* Your instructions *
Copy all records verbatim.

* Dataset listings of figures *
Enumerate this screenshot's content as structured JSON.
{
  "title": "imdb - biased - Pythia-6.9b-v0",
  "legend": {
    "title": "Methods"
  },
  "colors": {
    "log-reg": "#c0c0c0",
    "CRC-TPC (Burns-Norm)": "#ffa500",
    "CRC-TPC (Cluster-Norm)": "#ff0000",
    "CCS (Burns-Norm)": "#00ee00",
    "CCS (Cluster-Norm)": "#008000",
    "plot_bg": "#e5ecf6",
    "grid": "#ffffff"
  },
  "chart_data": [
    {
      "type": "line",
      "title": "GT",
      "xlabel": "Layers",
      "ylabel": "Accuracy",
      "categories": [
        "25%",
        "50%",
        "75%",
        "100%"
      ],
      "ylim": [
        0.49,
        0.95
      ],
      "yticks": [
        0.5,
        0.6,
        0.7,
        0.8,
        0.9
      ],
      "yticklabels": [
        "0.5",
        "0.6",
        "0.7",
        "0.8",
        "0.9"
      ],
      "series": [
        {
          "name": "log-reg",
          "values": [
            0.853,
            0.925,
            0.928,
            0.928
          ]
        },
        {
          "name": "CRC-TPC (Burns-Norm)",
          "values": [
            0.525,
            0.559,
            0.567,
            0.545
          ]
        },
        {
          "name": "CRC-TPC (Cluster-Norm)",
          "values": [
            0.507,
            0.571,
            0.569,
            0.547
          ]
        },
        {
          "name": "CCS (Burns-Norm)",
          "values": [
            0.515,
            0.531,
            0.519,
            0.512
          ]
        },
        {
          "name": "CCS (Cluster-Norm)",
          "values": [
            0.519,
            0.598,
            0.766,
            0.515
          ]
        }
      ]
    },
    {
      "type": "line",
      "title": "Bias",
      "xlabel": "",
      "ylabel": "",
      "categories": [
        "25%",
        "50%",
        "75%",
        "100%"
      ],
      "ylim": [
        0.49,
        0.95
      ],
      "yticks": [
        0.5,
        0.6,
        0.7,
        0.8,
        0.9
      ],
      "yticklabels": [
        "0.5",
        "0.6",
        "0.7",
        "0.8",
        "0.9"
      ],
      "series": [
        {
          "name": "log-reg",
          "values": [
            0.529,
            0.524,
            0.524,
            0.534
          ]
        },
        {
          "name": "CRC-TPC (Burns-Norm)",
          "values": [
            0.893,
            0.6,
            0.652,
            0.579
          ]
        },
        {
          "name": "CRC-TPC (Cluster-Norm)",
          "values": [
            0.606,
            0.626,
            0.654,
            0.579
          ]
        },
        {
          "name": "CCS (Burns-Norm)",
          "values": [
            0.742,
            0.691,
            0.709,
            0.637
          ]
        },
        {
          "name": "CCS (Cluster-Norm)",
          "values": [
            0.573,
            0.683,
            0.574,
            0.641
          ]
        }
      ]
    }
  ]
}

* Written solution *
Enumerate this screenshot's content as structured JSON.
{
  "title": "imdb - biased - Pythia-6.9b-v0",
  "legend": {
    "title": "Methods"
  },
  "colors": {
    "log-reg": "#c0c0c0",
    "CRC-TPC (Burns-Norm)": "#ffa500",
    "CRC-TPC (Cluster-Norm)": "#ff0000",
    "CCS (Burns-Norm)": "#00ee00",
    "CCS (Cluster-Norm)": "#008000",
    "plot_bg": "#e5ecf6",
    "grid": "#ffffff"
  },
  "chart_data": [
    {
      "type": "line",
      "title": "GT",
      "xlabel": "Layers",
      "ylabel": "Accuracy",
      "categories": [
        "25%",
        "50%",
        "75%",
        "100%"
      ],
      "ylim": [
        0.49,
        0.95
      ],
      "yticks": [
        0.5,
        0.6,
        0.7,
        0.8,
        0.9
      ],
      "yticklabels": [
        "0.5",
        "0.6",
        "0.7",
        "0.8",
        "0.9"
      ],
      "series": [
        {
          "name": "log-reg",
          "values": [
            0.853,
            0.925,
            0.928,
            0.928
          ]
        },
        {
          "name": "CRC-TPC (Burns-Norm)",
          "values": [
            0.525,
            0.559,
            0.567,
            0.545
          ]
        },
        {
          "name": "CRC-TPC (Cluster-Norm)",
          "values": [
            0.507,
            0.571,
            0.569,
            0.547
          ]
        },
        {
          "name": "CCS (Burns-Norm)",
          "values": [
            0.515,
            0.531,
            0.519,
            0.512
          ]
        },
        {
          "name": "CCS (Cluster-Norm)",
          "values": [
            0.519,
            0.598,
            0.766,
            0.515
          ]
        }
      ]
    },
    {
      "type": "line",
      "title": "Bias",
      "xlabel": "",
      "ylabel": "",
      "categories": [
        "25%",
        "50%",
        "75%",
        "100%"
      ],
      "ylim": [
        0.49,
        0.95
      ],
      "yticks": [
        0.5,
        0.6,
        0.7,
        0.8,
        0.9
      ],
      "yticklabels": [
        "0.5",
        "0.6",
        "0.7",
        "0.8",
        "0.9"
      ],
      "series": [
        {
          "name": "log-reg",
          "values": [
            0.529,
            0.524,
            0.524,
            0.534
          ]
        },
        {
          "name": "CRC-TPC (Burns-Norm)",
          "values": [
            0.893,
            0.6,
            0.652,
            0.579
          ]
        },
        {
          "name": "CRC-TPC (Cluster-Norm)",
          "values": [
            0.606,
            0.626,
            0.654,
            0.579
          ]
        },
        {
          "name": "CCS (Burns-Norm)",
          "values": [
            0.742,
            0.691,
            0.709,
            0.637
          ]
        },
        {
          "name": "CCS (Cluster-Norm)",
          "values": [
            0.573,
            0.683,
            0.574,
            0.641
          ]
        }
      ]
    }
  ]
}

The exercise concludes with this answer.